■ **YOUR TASK**
Take all the material and copy it exactly.

(Stored records)

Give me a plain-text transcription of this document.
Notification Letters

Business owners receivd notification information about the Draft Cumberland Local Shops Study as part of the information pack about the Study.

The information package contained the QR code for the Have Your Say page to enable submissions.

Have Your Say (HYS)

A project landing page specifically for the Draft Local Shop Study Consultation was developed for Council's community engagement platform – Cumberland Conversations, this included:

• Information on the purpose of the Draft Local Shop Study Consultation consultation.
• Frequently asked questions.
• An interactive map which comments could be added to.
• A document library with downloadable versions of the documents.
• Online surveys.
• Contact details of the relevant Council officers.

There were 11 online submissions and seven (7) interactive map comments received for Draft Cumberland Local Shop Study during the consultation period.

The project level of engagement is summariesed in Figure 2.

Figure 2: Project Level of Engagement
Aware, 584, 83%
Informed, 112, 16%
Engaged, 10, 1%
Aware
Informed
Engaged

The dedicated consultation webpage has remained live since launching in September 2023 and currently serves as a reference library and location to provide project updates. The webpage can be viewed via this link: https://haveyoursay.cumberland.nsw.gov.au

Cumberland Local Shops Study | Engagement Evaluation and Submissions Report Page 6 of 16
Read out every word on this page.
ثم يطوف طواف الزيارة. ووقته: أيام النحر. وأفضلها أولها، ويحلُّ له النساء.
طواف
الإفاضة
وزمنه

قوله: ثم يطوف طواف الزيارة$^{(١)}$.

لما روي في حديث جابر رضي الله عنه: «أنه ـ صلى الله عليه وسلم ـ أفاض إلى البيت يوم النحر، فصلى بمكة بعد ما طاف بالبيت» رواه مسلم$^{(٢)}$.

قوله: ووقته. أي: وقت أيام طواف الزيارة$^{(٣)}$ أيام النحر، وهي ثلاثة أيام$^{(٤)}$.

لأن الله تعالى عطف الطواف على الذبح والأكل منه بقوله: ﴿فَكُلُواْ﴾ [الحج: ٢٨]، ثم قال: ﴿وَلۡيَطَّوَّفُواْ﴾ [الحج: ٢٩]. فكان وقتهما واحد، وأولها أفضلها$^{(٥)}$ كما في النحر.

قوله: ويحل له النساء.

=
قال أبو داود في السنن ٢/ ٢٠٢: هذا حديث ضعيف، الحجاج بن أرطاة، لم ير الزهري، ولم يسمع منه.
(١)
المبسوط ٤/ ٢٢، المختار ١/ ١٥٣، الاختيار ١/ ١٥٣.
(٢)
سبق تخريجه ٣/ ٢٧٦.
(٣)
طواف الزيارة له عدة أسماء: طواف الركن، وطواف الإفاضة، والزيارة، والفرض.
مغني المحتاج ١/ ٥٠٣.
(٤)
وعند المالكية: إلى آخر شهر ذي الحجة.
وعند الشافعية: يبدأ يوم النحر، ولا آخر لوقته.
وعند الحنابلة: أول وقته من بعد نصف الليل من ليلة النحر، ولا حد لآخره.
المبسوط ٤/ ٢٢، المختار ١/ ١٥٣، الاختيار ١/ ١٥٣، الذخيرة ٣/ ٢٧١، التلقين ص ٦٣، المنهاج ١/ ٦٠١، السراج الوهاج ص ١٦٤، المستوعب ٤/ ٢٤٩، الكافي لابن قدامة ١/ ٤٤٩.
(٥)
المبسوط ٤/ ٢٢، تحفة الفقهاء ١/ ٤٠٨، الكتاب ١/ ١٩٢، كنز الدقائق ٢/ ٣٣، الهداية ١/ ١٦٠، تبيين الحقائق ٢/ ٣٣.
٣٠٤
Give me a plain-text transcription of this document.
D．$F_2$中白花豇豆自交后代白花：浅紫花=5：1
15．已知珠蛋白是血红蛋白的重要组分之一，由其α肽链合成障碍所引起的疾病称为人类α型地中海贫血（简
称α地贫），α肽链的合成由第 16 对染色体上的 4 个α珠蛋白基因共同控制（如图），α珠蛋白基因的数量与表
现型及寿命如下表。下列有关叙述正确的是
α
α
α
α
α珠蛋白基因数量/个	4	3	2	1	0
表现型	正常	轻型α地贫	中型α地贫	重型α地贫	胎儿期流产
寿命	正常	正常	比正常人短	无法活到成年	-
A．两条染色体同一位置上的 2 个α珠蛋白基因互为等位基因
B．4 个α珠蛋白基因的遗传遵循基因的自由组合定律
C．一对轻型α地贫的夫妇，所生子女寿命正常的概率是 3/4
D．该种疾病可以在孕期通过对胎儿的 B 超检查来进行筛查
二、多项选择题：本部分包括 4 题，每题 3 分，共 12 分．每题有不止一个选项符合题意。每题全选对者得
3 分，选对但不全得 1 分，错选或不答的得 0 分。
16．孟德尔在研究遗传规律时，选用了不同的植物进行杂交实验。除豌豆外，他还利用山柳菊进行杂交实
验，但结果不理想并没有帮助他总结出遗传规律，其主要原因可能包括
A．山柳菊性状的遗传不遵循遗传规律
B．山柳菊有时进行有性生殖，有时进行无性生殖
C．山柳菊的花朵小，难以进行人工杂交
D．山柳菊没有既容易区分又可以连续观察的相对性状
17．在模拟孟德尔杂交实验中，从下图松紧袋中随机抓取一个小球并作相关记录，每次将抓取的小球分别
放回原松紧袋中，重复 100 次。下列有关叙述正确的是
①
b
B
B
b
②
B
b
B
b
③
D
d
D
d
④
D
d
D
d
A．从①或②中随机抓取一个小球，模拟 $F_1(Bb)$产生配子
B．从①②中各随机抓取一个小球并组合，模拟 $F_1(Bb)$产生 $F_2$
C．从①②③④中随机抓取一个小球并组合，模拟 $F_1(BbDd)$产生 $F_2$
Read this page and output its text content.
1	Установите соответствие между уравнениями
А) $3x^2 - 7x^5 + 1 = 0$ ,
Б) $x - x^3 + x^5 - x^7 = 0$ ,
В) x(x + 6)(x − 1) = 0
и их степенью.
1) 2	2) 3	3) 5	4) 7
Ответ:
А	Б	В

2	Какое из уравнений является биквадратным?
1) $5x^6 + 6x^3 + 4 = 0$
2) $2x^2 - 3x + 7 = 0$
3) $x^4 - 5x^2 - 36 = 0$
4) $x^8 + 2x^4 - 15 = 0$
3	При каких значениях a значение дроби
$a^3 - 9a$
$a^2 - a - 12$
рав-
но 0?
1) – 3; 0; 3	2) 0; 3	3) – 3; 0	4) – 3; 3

■ **RESULT BELOW**
Give me a plain-text transcription of this document.
Notification Letters

Business owners receivd notification information about the Draft Cumberland Local Shops Study as part of the information pack about the Study.

The information package contained the QR code for the Have Your Say page to enable submissions.

Have Your Say (HYS)

A project landing page specifically for the Draft Local Shop Study Consultation was developed for Council's community engagement platform – Cumberland Conversations, this included:

• Information on the purpose of the Draft Local Shop Study Consultation consultation.
• Frequently asked questions.
• An interactive map which comments could be added to.
• A document library with downloadable versions of the documents.
• Online surveys.
• Contact details of the relevant Council officers.

There were 11 online submissions and seven (7) interactive map comments received for Draft Cumberland Local Shop Study during the consultation period.

The project level of engagement is summariesed in Figure 2.

Figure 2: Project Level of Engagement
Aware, 584, 83%
Informed, 112, 16%
Engaged, 10, 1%
Aware
Informed
Engaged

The dedicated consultation webpage has remained live since launching in September 2023 and currently serves as a reference library and location to provide project updates. The webpage can be viewed via this link: https://haveyoursay.cumberland.nsw.gov.au

Cumberland Local Shops Study | Engagement Evaluation and Submissions Report Page 6 of 16
Read out every word on this page.
ثم يطوف طواف الزيارة. ووقته: أيام النحر. وأفضلها أولها، ويحلُّ له النساء.
طواف
الإفاضة
وزمنه

قوله: ثم يطوف طواف الزيارة$^{(١)}$.

لما روي في حديث جابر رضي الله عنه: «أنه ـ صلى الله عليه وسلم ـ أفاض إلى البيت يوم النحر، فصلى بمكة بعد ما طاف بالبيت» رواه مسلم$^{(٢)}$.

قوله: ووقته. أي: وقت أيام طواف الزيارة$^{(٣)}$ أيام النحر، وهي ثلاثة أيام$^{(٤)}$.

لأن الله تعالى عطف الطواف على الذبح والأكل منه بقوله: ﴿فَكُلُواْ﴾ [الحج: ٢٨]، ثم قال: ﴿وَلۡيَطَّوَّفُواْ﴾ [الحج: ٢٩]. فكان وقتهما واحد، وأولها أفضلها$^{(٥)}$ كما في النحر.

قوله: ويحل له النساء.

=
قال أبو داود في السنن ٢/ ٢٠٢: هذا حديث ضعيف، الحجاج بن أرطاة، لم ير الزهري، ولم يسمع منه.
(١)
المبسوط ٤/ ٢٢، المختار ١/ ١٥٣، الاختيار ١/ ١٥٣.
(٢)
سبق تخريجه ٣/ ٢٧٦.
(٣)
طواف الزيارة له عدة أسماء: طواف الركن، وطواف الإفاضة، والزيارة، والفرض.
مغني المحتاج ١/ ٥٠٣.
(٤)
وعند المالكية: إلى آخر شهر ذي الحجة.
وعند الشافعية: يبدأ يوم النحر، ولا آخر لوقته.
وعند الحنابلة: أول وقته من بعد نصف الليل من ليلة النحر، ولا حد لآخره.
المبسوط ٤/ ٢٢، المختار ١/ ١٥٣، الاختيار ١/ ١٥٣، الذخيرة ٣/ ٢٧١، التلقين ص ٦٣، المنهاج ١/ ٦٠١، السراج الوهاج ص ١٦٤، المستوعب ٤/ ٢٤٩، الكافي لابن قدامة ١/ ٤٤٩.
(٥)
المبسوط ٤/ ٢٢، تحفة الفقهاء ١/ ٤٠٨، الكتاب ١/ ١٩٢، كنز الدقائق ٢/ ٣٣، الهداية ١/ ١٦٠، تبيين الحقائق ٢/ ٣٣.
٣٠٤
Give me a plain-text transcription of this document.
D．$F_2$中白花豇豆自交后代白花：浅紫花=5：1
15．已知珠蛋白是血红蛋白的重要组分之一，由其α肽链合成障碍所引起的疾病称为人类α型地中海贫血（简
称α地贫），α肽链的合成由第 16 对染色体上的 4 个α珠蛋白基因共同控制（如图），α珠蛋白基因的数量与表
现型及寿命如下表。下列有关叙述正确的是
α
α
α
α
α珠蛋白基因数量/个	4	3	2	1	0
表现型	正常	轻型α地贫	中型α地贫	重型α地贫	胎儿期流产
寿命	正常	正常	比正常人短	无法活到成年	-
A．两条染色体同一位置上的 2 个α珠蛋白基因互为等位基因
B．4 个α珠蛋白基因的遗传遵循基因的自由组合定律
C．一对轻型α地贫的夫妇，所生子女寿命正常的概率是 3/4
D．该种疾病可以在孕期通过对胎儿的 B 超检查来进行筛查
二、多项选择题：本部分包括 4 题，每题 3 分，共 12 分．每题有不止一个选项符合题意。每题全选对者得
3 分，选对但不全得 1 分，错选或不答的得 0 分。
16．孟德尔在研究遗传规律时，选用了不同的植物进行杂交实验。除豌豆外，他还利用山柳菊进行杂交实
验，但结果不理想并没有帮助他总结出遗传规律，其主要原因可能包括
A．山柳菊性状的遗传不遵循遗传规律
B．山柳菊有时进行有性生殖，有时进行无性生殖
C．山柳菊的花朵小，难以进行人工杂交
D．山柳菊没有既容易区分又可以连续观察的相对性状
17．在模拟孟德尔杂交实验中，从下图松紧袋中随机抓取一个小球并作相关记录，每次将抓取的小球分别
放回原松紧袋中，重复 100 次。下列有关叙述正确的是
①
b
B
B
b
②
B
b
B
b
③
D
d
D
d
④
D
d
D
d
A．从①或②中随机抓取一个小球，模拟 $F_1(Bb)$产生配子
B．从①②中各随机抓取一个小球并组合，模拟 $F_1(Bb)$产生 $F_2$
C．从①②③④中随机抓取一个小球并组合，模拟 $F_1(BbDd)$产生 $F_2$
Read this page and output its text content.
1	Установите соответствие между уравнениями
А) $3x^2 - 7x^5 + 1 = 0$ ,
Б) $x - x^3 + x^5 - x^7 = 0$ ,
В) x(x + 6)(x − 1) = 0
и их степенью.
1) 2	2) 3	3) 5	4) 7
Ответ:
А	Б	В

2	Какое из уравнений является биквадратным?
1) $5x^6 + 6x^3 + 4 = 0$
2) $2x^2 - 3x + 7 = 0$
3) $x^4 - 5x^2 - 36 = 0$
4) $x^8 + 2x^4 - 15 = 0$
3	При каких значениях a значение дроби
$a^3 - 9a$
$a^2 - a - 12$
рав-
но 0?
1) – 3; 0; 3	2) 0; 3	3) – 3; 0	4) – 3; 3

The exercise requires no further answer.